→ **Task directions**: From the records, return each line that has the word "title" in it.

→ **Data extract**:
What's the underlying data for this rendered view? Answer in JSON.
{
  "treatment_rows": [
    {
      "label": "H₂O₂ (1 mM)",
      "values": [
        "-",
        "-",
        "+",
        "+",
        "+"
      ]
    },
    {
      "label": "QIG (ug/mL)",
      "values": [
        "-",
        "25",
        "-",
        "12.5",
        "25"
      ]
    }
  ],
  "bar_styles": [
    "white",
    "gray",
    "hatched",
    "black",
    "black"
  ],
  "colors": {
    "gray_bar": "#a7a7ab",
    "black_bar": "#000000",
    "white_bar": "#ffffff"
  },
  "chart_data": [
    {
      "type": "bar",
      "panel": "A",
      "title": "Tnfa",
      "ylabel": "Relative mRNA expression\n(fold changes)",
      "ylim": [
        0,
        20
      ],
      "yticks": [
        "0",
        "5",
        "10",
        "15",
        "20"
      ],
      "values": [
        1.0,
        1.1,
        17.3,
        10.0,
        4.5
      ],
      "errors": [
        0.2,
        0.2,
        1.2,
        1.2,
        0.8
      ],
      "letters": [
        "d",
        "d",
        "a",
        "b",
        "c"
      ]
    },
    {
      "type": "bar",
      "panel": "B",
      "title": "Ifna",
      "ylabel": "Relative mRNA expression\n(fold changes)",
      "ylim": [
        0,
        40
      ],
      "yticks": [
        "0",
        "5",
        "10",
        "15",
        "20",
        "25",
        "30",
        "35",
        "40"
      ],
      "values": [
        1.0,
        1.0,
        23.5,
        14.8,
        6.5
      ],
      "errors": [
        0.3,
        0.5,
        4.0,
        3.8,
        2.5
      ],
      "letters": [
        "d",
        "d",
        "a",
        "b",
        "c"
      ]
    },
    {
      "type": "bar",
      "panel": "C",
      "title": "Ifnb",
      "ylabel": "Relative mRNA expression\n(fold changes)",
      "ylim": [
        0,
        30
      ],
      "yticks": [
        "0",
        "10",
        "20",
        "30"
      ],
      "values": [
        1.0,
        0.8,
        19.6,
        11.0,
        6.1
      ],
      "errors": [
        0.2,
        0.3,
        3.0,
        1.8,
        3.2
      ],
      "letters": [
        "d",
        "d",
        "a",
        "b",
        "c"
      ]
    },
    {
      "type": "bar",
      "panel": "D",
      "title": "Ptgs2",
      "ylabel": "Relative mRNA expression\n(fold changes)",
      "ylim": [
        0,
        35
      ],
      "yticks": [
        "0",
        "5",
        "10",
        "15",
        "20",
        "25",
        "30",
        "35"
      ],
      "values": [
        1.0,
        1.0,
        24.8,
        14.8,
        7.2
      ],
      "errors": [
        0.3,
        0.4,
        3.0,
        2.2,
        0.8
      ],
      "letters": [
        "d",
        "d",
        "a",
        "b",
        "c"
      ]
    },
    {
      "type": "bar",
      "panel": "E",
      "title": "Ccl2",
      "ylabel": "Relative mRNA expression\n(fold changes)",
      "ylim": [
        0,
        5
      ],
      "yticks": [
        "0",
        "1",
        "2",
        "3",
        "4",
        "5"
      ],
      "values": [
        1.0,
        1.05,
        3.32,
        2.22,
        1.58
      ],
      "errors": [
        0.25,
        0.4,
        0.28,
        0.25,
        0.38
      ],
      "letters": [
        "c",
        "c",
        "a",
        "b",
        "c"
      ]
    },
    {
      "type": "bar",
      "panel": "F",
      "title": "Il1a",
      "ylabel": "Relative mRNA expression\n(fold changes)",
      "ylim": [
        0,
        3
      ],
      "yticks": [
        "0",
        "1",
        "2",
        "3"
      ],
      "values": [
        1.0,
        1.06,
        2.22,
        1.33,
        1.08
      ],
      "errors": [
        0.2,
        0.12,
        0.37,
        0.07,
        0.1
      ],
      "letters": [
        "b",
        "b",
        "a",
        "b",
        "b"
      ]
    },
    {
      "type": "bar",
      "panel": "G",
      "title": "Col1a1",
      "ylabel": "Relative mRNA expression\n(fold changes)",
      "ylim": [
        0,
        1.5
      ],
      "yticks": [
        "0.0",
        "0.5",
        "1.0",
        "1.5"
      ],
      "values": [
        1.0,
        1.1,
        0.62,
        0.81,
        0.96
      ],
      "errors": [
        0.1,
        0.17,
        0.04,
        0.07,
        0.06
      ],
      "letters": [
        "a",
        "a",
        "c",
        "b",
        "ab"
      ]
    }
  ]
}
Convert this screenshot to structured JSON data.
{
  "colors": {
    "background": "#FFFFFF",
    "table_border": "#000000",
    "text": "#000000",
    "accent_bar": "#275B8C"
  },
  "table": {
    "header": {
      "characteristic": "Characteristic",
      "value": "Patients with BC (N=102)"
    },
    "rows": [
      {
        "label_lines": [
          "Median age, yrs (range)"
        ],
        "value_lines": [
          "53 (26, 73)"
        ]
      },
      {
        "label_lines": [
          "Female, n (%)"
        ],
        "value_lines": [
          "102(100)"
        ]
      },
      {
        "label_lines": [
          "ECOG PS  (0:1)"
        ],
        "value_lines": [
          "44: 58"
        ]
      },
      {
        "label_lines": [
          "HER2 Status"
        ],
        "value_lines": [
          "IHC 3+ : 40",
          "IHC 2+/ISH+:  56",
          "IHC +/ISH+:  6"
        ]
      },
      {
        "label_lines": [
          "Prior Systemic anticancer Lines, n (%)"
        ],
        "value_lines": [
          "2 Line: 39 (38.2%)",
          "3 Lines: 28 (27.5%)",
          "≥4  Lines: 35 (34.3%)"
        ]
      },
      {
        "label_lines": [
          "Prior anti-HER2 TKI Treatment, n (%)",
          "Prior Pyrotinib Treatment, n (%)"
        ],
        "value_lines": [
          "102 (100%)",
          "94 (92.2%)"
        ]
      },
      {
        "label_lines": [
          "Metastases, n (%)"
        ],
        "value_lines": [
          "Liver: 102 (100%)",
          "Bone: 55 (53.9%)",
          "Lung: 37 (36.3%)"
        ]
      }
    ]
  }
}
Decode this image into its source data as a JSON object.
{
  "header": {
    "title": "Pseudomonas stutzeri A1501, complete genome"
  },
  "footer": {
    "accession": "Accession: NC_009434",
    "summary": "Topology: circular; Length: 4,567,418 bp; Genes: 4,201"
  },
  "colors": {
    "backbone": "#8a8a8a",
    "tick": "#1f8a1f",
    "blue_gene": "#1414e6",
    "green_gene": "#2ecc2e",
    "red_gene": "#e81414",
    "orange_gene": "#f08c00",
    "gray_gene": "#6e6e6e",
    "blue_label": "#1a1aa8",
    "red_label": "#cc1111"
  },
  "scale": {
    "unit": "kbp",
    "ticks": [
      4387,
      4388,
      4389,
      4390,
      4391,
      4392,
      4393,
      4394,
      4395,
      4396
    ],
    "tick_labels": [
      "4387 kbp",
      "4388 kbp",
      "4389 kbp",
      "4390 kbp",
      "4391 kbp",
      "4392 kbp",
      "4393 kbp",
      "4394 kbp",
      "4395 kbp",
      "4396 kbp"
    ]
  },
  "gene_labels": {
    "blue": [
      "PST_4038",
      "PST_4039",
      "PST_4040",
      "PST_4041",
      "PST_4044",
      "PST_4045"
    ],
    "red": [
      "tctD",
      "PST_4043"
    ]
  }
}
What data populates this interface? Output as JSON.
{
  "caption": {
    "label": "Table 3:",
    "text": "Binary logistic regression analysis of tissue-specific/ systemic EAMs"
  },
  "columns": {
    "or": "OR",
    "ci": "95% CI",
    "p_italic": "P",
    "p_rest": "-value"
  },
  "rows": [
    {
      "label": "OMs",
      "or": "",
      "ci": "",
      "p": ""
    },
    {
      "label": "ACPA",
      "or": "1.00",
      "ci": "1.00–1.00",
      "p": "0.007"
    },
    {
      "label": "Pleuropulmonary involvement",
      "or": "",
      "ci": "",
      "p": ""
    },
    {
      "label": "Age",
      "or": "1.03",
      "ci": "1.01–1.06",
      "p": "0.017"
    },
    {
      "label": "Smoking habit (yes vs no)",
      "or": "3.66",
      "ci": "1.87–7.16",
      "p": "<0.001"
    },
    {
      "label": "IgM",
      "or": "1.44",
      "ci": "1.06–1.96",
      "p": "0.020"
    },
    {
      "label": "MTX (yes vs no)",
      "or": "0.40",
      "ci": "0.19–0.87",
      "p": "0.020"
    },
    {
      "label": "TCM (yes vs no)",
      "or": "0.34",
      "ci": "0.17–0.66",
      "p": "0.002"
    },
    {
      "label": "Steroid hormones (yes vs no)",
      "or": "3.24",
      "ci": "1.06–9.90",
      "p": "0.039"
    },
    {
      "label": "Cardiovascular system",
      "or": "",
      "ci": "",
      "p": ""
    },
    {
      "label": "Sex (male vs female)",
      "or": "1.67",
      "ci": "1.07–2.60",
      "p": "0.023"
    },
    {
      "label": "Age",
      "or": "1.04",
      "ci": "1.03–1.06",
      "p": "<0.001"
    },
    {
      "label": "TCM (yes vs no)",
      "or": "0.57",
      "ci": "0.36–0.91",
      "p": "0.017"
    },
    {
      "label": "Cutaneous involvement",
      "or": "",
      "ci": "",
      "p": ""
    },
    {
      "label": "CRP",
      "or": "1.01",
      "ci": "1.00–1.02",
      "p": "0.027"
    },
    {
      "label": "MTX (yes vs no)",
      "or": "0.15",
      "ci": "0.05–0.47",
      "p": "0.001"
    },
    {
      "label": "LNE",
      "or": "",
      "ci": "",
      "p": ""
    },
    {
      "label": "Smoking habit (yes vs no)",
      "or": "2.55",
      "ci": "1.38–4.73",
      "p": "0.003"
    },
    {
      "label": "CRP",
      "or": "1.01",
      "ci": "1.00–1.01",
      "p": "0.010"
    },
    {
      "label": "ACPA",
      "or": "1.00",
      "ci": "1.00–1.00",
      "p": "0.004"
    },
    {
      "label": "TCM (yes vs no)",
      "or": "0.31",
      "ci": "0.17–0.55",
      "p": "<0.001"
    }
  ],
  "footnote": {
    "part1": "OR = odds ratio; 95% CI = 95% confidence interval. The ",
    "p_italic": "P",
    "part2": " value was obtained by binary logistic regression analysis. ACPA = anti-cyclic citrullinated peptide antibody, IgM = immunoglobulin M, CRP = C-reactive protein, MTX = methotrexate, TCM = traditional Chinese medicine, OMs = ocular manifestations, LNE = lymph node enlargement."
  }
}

→ **Answer**:
      "title": "Tnfa",
      "title": "Ifna",
      "title": "Ifnb",
      "title": "Ptgs2",
      "title": "Ccl2",
      "title": "Il1a",
      "title": "Col1a1",
    "title": "Pseudomonas stutzeri A1501, complete genome"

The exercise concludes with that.